■ Prompt
Collect each line holding the string "name".

■ Information provided
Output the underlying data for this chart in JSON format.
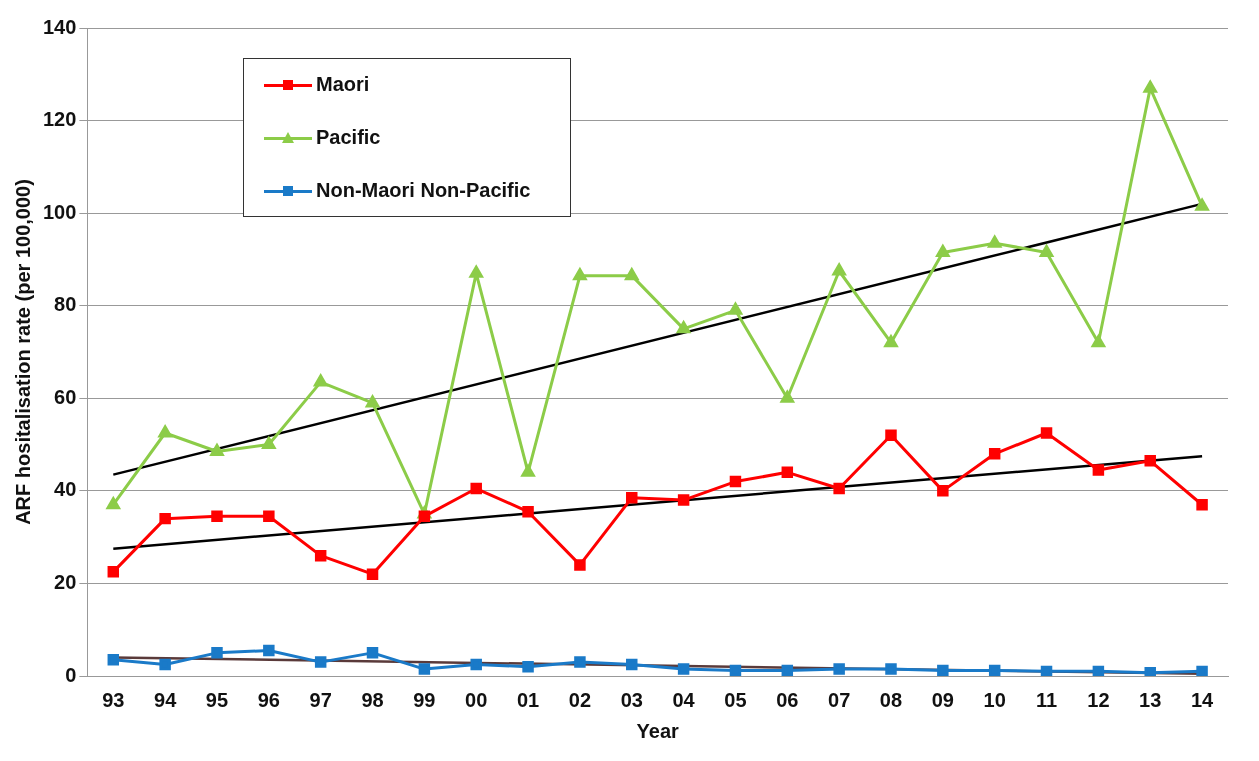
{
  "chart_data": {
    "type": "line",
    "xlabel": "Year",
    "ylabel": "ARF hositalisation rate (per 100,000)",
    "categories": [
      "93",
      "94",
      "95",
      "96",
      "97",
      "98",
      "99",
      "00",
      "01",
      "02",
      "03",
      "04",
      "05",
      "06",
      "07",
      "08",
      "09",
      "10",
      "11",
      "12",
      "13",
      "14"
    ],
    "ylim": [
      0,
      140
    ],
    "yticks": [
      0,
      20,
      40,
      60,
      80,
      100,
      120,
      140
    ],
    "grid": "y",
    "legend": "top left",
    "line_style": "solid",
    "series": [
      {
        "name": "Maori",
        "color": "#ff0000",
        "marker": "square",
        "values": [
          22.5,
          34,
          34.5,
          34.5,
          26,
          22,
          34.5,
          40.5,
          35.5,
          24,
          38.5,
          38,
          42,
          44,
          40.5,
          52,
          40,
          48,
          52.5,
          44.5,
          46.5,
          37
        ]
      },
      {
        "name": "Pacific",
        "color": "#8ccc48",
        "marker": "triangle",
        "values": [
          37,
          52.5,
          48.5,
          50,
          63.5,
          59,
          35,
          87,
          44,
          86.5,
          86.5,
          75,
          79,
          60,
          87.5,
          72,
          91.5,
          93.5,
          91.5,
          72,
          127,
          101.5
        ]
      },
      {
        "name": "Non-Maori Non-Pacific",
        "color": "#1a7ac8",
        "marker": "square",
        "values": [
          3.5,
          2.5,
          5,
          5.5,
          3,
          5,
          1.5,
          2.5,
          2,
          3,
          2.5,
          1.5,
          1.2,
          1.2,
          1.5,
          1.5,
          1.2,
          1.2,
          1,
          1,
          0.7,
          1
        ]
      },
      {
        "color": "#000000",
        "marker": "none",
        "x": [
          "93",
          "14"
        ],
        "values": [
          27.5,
          47.5
        ]
      },
      {
        "color": "#000000",
        "marker": "none",
        "x": [
          "93",
          "14"
        ],
        "values": [
          43.5,
          102
        ]
      },
      {
        "color": "#5a3a3a",
        "marker": "none",
        "x": [
          "93",
          "14"
        ],
        "values": [
          4,
          0.5
        ]
      }
    ]
  }
}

■ Answer for the task
        "name": "Maori",
        "name": "Pacific",
        "name": "Non-Maori Non-Pacific",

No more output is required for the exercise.